◆ Richiesta
Nel brano sulle Wiener Festwochen, quale opera ha eseguito Oksana a Vienna il 2 giugno?

◆ Brano di riferimento
Lo scorso febbraio, forse per via di quell’ingenuità modello Camp David che ogni tanto coglie invece gli uomini di buona volontà in tutto il mondo, le Wiener Festwochen invitarono Oksana a dirigere un doppio concerto per la pace con Teodor Currentzis, la star di origine greco-russa che pochi mesi fa riempì di ragazzi in deliquio quello spazio di ambizioni sfrenate e abbonati pigri che è la sala santa Cecilia dell’Auditorium di Roma. Forse, oltre alle buone intenzioni, c’era anche una certa voglia di fare notizia. Oksana pose l’aut aut, fece notizia lei. Celebrò la vittoria con un comunicato di felicitazioni su scala mondiale indirizzato tanto al festival quanto a sé e ai suoi musicisti, looking forward for the important event: lo scorso 2 giugno, a Vienna, ha eseguito il Kaddish Requiem “Babyn Jar” di Yevhen Stankovich, mentre il “War Requiem” di Benjamin Britten che avrebbe dovuto essere diretto da Currentzis dieci giorni dopo è stato annullato. “Non credo che chi fa musica debba fare politica, e non ritengo nemmeno corretto che si debbano escludere dalle esecuzioni alcuni artisti solo perché russi, come sta accadendo in questi anni in Ucraina e come è successo altrove con Cajkovskij”, puntualizza al telefono. Però, aggiunge, la musica è un’arma molto potente e Currentzis non ha mai preso una chiara posizione sulla guerra, mentre altri artisti “come Valery Gergiev intrattengono rapporti stretti con Putin. E su questo punto bisogna invece operare una distinzione netta”. Intuisco che si tratta di una prova d’esame e osservo che Cajkovskij era di origine ucraina. Sembra contenta. “Infatti, e bisogna dirlo. Sua madre era francese, mentre la famiglia del padre era cosacca ucraina. Scrisse una ventina di opere ispirate al paese, ‘Mazeppa’, per esempio. Prokofiev, invece, era nato in Ucraina e nelle sue lettere si definisce ‘un figlio delle steppe ucraine’, mentre Shostakovich era noto oppositore della dittatura. Le sue sinfonie sono come una testimonianza contro il regime stalinista. Per me è molto importante parlare dell’identità delle due nazioni, ma anche dei punti di convergenza e di scambio tra queste due culture”.

◆ Estratto dati
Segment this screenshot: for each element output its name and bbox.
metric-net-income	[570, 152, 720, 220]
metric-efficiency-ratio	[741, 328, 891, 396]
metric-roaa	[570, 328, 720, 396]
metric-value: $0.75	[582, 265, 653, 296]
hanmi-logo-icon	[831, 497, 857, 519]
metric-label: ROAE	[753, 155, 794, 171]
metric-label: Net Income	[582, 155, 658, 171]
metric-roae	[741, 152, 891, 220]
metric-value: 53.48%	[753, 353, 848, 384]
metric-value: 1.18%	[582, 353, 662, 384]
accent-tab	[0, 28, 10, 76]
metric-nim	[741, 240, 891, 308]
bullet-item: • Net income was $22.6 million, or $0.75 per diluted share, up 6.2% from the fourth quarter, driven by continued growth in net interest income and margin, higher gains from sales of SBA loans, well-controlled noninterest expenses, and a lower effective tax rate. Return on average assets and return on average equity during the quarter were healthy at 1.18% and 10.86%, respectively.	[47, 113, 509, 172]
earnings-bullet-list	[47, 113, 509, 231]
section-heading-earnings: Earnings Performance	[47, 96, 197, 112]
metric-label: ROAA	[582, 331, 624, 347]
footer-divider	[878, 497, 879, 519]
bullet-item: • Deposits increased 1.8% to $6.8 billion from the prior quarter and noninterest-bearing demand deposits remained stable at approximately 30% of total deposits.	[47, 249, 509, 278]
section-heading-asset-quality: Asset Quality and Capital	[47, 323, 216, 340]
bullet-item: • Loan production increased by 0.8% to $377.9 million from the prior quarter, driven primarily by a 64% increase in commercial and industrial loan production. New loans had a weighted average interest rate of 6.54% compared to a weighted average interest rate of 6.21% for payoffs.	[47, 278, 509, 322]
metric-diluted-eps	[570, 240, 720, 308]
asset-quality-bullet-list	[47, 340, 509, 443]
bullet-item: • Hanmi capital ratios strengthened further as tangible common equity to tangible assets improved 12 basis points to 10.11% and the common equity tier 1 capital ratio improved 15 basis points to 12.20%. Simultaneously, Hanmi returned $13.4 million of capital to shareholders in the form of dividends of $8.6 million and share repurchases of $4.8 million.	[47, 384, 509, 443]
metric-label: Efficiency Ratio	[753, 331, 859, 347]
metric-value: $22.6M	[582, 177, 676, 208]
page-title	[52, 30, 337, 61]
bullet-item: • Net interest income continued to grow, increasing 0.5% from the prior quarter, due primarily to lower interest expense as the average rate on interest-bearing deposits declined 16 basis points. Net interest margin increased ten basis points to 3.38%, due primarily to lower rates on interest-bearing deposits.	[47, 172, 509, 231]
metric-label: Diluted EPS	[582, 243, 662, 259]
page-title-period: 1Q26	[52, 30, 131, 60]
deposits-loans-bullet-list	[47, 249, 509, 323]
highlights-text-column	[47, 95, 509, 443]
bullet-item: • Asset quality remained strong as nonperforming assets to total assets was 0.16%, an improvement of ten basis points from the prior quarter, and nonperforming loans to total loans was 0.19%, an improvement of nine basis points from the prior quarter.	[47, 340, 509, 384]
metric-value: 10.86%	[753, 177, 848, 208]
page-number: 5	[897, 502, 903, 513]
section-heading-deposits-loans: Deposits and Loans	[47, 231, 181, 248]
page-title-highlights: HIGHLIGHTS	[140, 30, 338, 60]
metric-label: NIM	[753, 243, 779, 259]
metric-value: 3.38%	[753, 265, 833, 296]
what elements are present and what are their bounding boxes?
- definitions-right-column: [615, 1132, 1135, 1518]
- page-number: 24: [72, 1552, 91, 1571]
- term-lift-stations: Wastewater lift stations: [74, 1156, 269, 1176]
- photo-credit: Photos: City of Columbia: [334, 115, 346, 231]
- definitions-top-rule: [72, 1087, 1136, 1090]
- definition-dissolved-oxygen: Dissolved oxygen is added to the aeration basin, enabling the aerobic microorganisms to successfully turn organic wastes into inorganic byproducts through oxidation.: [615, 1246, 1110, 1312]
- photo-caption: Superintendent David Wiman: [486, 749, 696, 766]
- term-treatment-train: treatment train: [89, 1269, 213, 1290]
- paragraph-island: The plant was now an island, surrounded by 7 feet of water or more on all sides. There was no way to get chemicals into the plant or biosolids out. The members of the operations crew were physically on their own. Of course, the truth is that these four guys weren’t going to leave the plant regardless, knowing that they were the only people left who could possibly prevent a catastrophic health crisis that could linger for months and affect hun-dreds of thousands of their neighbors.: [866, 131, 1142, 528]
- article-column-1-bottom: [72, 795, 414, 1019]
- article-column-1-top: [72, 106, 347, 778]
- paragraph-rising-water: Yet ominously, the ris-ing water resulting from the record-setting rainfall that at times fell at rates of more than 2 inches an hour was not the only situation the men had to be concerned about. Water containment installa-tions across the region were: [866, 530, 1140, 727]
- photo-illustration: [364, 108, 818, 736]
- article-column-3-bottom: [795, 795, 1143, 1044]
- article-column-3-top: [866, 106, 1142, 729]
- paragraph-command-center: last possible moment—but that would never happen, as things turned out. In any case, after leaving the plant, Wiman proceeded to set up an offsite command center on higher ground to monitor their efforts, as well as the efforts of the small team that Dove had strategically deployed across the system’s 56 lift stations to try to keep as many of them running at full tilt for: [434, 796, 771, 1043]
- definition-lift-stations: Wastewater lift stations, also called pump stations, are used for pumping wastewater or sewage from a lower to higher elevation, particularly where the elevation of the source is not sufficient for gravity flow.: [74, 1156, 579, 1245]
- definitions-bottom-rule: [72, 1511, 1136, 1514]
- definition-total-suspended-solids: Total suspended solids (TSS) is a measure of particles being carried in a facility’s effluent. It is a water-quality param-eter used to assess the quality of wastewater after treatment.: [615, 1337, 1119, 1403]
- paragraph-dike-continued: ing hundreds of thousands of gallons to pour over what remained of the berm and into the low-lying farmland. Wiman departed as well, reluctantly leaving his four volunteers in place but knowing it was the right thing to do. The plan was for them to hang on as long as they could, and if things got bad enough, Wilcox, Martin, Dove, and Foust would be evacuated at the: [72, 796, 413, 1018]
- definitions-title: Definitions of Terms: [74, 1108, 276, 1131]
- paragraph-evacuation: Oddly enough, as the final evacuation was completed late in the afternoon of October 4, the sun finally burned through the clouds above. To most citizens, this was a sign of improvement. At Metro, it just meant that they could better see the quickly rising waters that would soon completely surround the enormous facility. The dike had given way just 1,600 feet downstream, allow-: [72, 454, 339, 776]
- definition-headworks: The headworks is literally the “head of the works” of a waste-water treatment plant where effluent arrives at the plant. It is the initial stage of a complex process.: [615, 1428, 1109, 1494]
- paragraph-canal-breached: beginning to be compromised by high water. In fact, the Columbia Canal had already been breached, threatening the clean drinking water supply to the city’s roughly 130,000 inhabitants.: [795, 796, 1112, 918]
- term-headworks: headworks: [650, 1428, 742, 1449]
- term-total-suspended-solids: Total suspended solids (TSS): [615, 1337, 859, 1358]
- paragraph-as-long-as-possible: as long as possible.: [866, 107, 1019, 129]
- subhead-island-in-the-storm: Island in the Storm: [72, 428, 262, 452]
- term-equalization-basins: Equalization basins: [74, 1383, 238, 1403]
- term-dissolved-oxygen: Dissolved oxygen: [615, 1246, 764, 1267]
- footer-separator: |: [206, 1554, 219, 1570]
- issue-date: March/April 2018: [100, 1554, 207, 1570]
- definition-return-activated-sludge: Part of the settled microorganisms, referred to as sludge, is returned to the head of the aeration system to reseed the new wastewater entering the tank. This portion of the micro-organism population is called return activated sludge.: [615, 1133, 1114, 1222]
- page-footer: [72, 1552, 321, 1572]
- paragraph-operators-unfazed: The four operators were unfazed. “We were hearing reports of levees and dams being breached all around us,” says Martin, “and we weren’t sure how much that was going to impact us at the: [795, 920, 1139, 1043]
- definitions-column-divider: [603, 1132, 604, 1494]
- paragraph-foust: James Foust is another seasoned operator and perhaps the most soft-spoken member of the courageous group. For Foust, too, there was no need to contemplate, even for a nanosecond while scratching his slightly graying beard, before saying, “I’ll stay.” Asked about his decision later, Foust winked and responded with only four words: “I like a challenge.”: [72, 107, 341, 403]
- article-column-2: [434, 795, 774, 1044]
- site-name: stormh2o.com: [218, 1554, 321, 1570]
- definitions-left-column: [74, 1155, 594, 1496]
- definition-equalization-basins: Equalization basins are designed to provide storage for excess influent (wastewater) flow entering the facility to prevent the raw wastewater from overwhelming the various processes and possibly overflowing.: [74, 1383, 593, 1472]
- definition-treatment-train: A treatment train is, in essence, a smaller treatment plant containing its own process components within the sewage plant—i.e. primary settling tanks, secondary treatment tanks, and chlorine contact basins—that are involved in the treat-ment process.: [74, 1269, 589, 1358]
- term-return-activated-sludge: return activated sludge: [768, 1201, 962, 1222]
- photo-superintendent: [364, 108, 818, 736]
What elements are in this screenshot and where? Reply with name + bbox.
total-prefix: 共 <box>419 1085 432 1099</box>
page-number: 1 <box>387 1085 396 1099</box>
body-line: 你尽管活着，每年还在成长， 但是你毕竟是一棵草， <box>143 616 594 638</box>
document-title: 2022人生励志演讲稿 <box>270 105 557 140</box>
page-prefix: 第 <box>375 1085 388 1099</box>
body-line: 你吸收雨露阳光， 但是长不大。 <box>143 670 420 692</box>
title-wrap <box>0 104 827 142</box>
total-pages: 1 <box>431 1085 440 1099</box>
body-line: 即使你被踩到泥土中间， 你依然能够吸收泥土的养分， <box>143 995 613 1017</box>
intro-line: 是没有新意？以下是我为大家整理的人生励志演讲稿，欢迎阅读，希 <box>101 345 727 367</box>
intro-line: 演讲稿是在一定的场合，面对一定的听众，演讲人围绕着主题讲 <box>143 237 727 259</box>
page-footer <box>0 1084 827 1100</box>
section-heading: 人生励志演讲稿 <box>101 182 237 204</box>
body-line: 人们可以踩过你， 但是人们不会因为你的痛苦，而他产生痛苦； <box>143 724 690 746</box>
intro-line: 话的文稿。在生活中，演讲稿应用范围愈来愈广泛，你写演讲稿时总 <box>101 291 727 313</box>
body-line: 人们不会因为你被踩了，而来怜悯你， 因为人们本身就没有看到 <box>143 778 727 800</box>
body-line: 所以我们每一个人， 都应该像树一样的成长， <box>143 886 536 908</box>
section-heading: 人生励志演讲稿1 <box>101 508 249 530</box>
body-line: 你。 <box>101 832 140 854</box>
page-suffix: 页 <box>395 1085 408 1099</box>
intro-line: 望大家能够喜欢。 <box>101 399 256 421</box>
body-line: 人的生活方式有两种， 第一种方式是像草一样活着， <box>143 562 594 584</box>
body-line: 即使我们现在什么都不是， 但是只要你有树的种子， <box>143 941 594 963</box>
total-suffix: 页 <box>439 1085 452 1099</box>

◆ Risultato
Il Kaddish Requiem “Babyn Jar” di Yevhen Stankovich.